GIVEN PROBLEM: Single out the lines that include the word "your". Copy them.
┌─ DATA PROVIDED
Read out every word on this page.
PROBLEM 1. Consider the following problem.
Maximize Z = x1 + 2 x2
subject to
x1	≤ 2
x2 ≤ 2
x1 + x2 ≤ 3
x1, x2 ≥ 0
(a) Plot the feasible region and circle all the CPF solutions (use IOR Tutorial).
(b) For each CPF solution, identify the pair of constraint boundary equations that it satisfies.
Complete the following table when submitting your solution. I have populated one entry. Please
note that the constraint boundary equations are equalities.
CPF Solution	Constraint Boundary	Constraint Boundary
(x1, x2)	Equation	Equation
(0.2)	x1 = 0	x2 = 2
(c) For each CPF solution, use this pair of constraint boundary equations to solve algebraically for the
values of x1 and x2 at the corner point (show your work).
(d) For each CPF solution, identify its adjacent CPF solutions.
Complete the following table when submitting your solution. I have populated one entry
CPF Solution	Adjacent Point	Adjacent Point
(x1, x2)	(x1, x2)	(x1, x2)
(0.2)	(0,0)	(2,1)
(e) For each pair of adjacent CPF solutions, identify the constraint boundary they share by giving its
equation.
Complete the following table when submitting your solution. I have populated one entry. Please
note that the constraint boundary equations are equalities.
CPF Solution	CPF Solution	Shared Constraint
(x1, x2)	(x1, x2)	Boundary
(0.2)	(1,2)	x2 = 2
└─
┌─ DATA PROVIDED
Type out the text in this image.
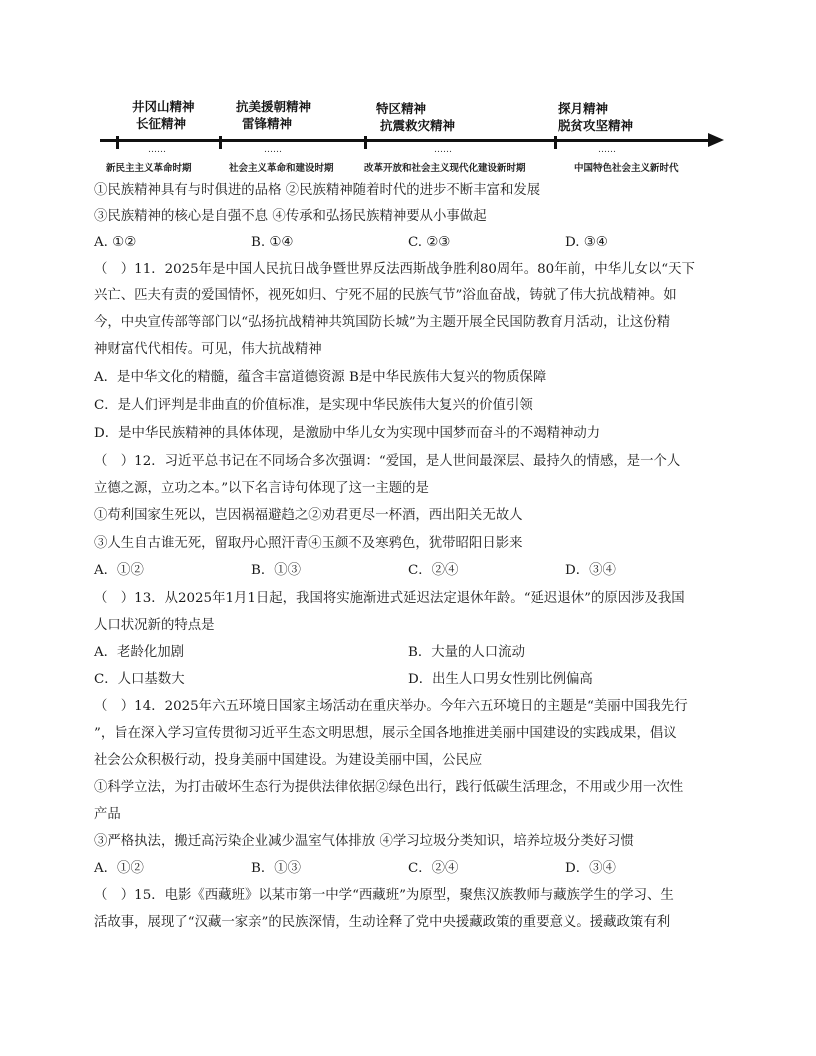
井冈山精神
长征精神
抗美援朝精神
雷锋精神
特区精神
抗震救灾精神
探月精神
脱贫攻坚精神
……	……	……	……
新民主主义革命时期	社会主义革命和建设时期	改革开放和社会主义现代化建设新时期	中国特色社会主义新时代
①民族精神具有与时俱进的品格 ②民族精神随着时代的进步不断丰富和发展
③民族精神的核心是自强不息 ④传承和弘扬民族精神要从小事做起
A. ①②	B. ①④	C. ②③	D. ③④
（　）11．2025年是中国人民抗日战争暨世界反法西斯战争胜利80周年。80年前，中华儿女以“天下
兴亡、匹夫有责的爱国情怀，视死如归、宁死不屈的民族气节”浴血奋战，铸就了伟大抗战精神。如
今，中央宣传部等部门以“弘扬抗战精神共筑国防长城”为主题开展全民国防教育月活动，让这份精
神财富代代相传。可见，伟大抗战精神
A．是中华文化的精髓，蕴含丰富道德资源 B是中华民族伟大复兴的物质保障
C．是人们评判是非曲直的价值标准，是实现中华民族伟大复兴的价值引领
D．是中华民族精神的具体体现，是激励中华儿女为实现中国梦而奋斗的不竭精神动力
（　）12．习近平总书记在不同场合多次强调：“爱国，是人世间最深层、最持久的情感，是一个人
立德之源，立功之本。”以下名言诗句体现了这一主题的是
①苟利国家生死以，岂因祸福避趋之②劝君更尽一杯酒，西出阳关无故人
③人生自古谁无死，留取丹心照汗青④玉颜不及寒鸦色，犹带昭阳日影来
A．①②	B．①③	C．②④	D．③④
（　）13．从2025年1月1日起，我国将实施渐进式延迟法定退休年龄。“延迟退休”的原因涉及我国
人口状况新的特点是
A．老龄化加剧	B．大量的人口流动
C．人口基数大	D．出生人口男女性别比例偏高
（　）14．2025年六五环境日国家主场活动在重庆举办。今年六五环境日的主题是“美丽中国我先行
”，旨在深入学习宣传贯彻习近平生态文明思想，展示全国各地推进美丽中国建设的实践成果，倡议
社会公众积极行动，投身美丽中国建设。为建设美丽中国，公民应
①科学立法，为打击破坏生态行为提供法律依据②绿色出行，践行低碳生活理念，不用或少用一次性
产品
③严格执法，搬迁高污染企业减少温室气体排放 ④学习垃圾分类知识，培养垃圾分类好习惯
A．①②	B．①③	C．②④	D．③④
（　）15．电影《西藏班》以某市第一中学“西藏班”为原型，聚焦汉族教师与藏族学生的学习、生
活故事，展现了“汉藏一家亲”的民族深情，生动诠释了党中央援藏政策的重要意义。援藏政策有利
└─
IN RESPONSE:
Complete the following table when submitting your solution. I have populated one entry. Please
values of x1 and x2 at the corner point (show your work).
Complete the following table when submitting your solution. I have populated one entry
Complete the following table when submitting your solution. I have populated one entry. Please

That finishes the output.